── DATA ROWS
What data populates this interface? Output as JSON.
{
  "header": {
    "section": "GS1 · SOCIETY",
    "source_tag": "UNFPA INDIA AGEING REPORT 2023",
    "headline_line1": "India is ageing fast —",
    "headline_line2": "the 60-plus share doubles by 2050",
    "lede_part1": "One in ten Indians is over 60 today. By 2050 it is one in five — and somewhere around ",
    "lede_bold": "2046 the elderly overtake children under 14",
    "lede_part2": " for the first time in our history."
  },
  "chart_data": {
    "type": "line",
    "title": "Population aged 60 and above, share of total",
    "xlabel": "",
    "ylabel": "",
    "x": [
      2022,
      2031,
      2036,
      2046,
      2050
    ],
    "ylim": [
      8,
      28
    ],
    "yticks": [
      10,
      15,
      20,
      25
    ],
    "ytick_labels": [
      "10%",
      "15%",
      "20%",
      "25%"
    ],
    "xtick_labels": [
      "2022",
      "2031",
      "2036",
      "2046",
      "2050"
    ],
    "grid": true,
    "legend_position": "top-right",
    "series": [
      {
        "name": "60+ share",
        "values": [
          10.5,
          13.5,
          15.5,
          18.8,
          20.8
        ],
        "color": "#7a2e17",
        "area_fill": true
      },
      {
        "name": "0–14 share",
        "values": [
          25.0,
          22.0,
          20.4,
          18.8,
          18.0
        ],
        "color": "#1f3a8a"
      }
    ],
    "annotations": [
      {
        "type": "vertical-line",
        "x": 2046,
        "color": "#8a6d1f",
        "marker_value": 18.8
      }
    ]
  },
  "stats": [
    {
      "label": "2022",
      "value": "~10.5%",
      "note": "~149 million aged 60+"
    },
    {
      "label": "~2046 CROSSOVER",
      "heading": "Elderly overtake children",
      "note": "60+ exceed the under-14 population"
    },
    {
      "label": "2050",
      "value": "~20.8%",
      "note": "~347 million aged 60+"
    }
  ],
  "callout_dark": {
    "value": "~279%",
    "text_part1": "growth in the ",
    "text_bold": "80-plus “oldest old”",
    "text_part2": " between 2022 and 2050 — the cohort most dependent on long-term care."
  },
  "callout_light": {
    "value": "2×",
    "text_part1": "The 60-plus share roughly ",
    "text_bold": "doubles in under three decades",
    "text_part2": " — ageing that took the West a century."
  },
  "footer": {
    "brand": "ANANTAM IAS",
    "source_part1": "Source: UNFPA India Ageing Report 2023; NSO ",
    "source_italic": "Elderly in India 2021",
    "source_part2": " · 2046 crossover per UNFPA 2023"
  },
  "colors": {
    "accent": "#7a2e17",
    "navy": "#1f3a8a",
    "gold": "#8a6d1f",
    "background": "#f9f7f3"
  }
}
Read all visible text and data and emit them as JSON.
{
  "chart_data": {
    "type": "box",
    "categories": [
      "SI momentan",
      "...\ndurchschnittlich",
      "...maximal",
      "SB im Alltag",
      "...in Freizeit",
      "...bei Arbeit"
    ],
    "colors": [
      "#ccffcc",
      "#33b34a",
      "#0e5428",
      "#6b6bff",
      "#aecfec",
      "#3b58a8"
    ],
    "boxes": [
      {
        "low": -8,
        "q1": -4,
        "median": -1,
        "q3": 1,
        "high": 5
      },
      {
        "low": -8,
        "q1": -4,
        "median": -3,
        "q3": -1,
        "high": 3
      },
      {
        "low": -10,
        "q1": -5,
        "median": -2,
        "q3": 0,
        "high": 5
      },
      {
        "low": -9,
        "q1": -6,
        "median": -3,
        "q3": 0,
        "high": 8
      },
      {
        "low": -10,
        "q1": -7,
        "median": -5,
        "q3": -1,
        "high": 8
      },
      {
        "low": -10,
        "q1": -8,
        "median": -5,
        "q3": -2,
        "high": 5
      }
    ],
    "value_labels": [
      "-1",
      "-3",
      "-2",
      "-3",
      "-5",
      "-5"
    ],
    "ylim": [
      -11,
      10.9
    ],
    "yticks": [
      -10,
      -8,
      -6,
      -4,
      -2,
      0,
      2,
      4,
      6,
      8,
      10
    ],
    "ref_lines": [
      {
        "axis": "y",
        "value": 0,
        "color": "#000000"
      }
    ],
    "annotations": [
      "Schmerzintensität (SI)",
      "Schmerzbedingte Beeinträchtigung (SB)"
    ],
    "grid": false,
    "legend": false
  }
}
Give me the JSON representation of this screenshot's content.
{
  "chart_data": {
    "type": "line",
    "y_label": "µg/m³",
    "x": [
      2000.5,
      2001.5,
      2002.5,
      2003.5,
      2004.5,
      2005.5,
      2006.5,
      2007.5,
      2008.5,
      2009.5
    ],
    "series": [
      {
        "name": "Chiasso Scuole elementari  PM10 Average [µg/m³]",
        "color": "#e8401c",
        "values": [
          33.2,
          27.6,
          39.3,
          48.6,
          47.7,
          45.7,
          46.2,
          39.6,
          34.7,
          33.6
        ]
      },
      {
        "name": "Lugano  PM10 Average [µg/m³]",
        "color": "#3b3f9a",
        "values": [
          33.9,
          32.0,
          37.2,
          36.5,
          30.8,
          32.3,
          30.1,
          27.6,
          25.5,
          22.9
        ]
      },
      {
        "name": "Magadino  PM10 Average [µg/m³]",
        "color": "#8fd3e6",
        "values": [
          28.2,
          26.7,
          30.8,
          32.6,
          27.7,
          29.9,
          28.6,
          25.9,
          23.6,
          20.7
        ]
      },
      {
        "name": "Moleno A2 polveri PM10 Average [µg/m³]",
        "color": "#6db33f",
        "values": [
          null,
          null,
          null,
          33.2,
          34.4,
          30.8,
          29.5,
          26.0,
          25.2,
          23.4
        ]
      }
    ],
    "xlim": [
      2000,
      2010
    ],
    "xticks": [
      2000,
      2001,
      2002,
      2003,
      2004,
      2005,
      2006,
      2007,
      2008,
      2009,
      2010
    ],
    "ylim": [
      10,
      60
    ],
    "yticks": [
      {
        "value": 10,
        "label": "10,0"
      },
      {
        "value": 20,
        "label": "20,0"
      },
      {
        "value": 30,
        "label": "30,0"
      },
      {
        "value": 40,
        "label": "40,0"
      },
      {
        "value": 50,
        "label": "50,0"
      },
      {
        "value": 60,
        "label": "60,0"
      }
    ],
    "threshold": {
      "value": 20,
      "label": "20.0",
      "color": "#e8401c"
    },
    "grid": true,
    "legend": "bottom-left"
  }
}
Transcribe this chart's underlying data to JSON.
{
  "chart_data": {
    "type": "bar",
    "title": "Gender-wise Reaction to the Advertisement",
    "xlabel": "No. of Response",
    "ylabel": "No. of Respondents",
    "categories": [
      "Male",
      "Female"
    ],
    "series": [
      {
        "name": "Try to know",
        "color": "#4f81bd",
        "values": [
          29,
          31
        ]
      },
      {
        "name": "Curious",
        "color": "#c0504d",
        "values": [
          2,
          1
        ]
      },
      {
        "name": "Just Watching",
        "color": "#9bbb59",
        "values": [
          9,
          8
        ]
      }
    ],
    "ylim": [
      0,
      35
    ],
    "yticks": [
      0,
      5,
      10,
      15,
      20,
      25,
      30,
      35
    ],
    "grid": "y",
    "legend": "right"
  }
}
────
* _PROBLEM TO SOLVE_: Look through the data and show every line containing "this".

* _CORRECT RESULT_:
What data populates this interface? Output as JSON.
Give me the JSON representation of this screenshot's content.
Transcribe this chart's underlying data to JSON.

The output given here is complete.